__What you are asked to do__. Reproduce the listing below word for word, with no pictures.

__Stored rows__.
* * *
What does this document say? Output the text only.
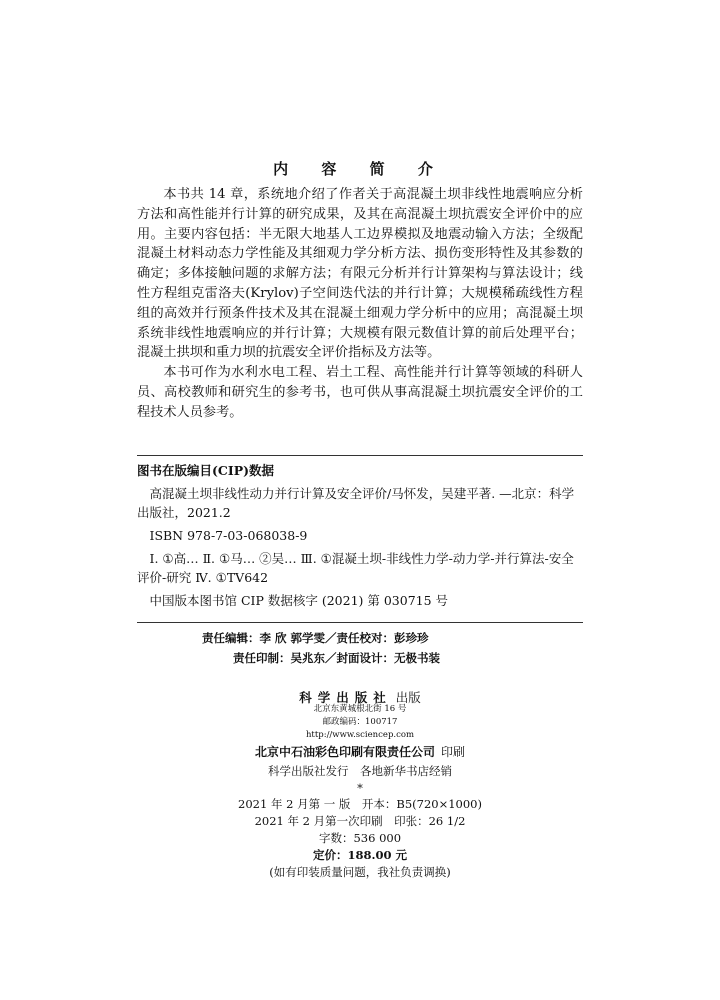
内 容 简 介

本书共 14 章，系统地介绍了作者关于高混凝土坝非线性地震响应分析方法和高性能并行计算的研究成果，及其在高混凝土坝抗震安全评价中的应用。主要内容包括：半无限大地基人工边界模拟及地震动输入方法；全级配混凝土材料动态力学性能及其细观力学分析方法、损伤变形特性及其参数的确定；多体接触问题的求解方法；有限元分析并行计算架构与算法设计；线性方程组克雷洛夫(Krylov)子空间迭代法的并行计算；大规模稀疏线性方程组的高效并行预条件技术及其在混凝土细观力学分析中的应用；高混凝土坝系统非线性地震响应的并行计算；大规模有限元数值计算的前后处理平台；混凝土拱坝和重力坝的抗震安全评价指标及方法等。

本书可作为水利水电工程、岩土工程、高性能并行计算等领域的科研人员、高校教师和研究生的参考书，也可供从事高混凝土坝抗震安全评价的工程技术人员参考。

图书在版编目(CIP)数据
高混凝土坝非线性动力并行计算及安全评价/马怀发，吴建平著. —北京：科学出版社，2021.2
ISBN 978-7-03-068038-9
Ⅰ. ①高… Ⅱ. ①马… ②吴… Ⅲ. ①混凝土坝-非线性力学-动力学-并行算法-安全评价-研究 Ⅳ. ①TV642
中国版本图书馆 CIP 数据核字 (2021) 第 030715 号
责任编辑：李 欣 郭学雯／责任校对：彭珍珍
责任印制：吴兆东／封面设计：无极书装
科学出版社 出版
北京东黄城根北街 16 号
邮政编码：100717
http://www.sciencep.com
北京中石油彩色印刷有限责任公司 印刷
科学出版社发行　各地新华书店经销
*
2021 年 2 月第 一 版　开本：B5(720×1000)
2021 年 2 月第一次印刷　印张：26 1/2
字数：536 000
定价：188.00 元
(如有印装质量问题，我社负责调换)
* * *
__Task output__.
What does this document say? Output the text only.
内 容 简 介

本书共 14 章，系统地介绍了作者关于高混凝土坝非线性地震响应分析方法和高性能并行计算的研究成果，及其在高混凝土坝抗震安全评价中的应用。主要内容包括：半无限大地基人工边界模拟及地震动输入方法；全级配混凝土材料动态力学性能及其细观力学分析方法、损伤变形特性及其参数的确定；多体接触问题的求解方法；有限元分析并行计算架构与算法设计；线性方程组克雷洛夫(Krylov)子空间迭代法的并行计算；大规模稀疏线性方程组的高效并行预条件技术及其在混凝土细观力学分析中的应用；高混凝土坝系统非线性地震响应的并行计算；大规模有限元数值计算的前后处理平台；混凝土拱坝和重力坝的抗震安全评价指标及方法等。

本书可作为水利水电工程、岩土工程、高性能并行计算等领域的科研人员、高校教师和研究生的参考书，也可供从事高混凝土坝抗震安全评价的工程技术人员参考。

图书在版编目(CIP)数据
高混凝土坝非线性动力并行计算及安全评价/马怀发，吴建平著. —北京：科学出版社，2021.2
ISBN 978-7-03-068038-9
Ⅰ. ①高… Ⅱ. ①马… ②吴… Ⅲ. ①混凝土坝-非线性力学-动力学-并行算法-安全评价-研究 Ⅳ. ①TV642
中国版本图书馆 CIP 数据核字 (2021) 第 030715 号
责任编辑：李 欣 郭学雯／责任校对：彭珍珍
责任印制：吴兆东／封面设计：无极书装
科学出版社 出版
北京东黄城根北街 16 号
邮政编码：100717
http://www.sciencep.com
北京中石油彩色印刷有限责任公司 印刷
科学出版社发行　各地新华书店经销
*
2021 年 2 月第 一 版　开本：B5(720×1000)
2021 年 2 月第一次印刷　印张：26 1/2
字数：536 000
定价：188.00 元
(如有印装质量问题，我社负责调换)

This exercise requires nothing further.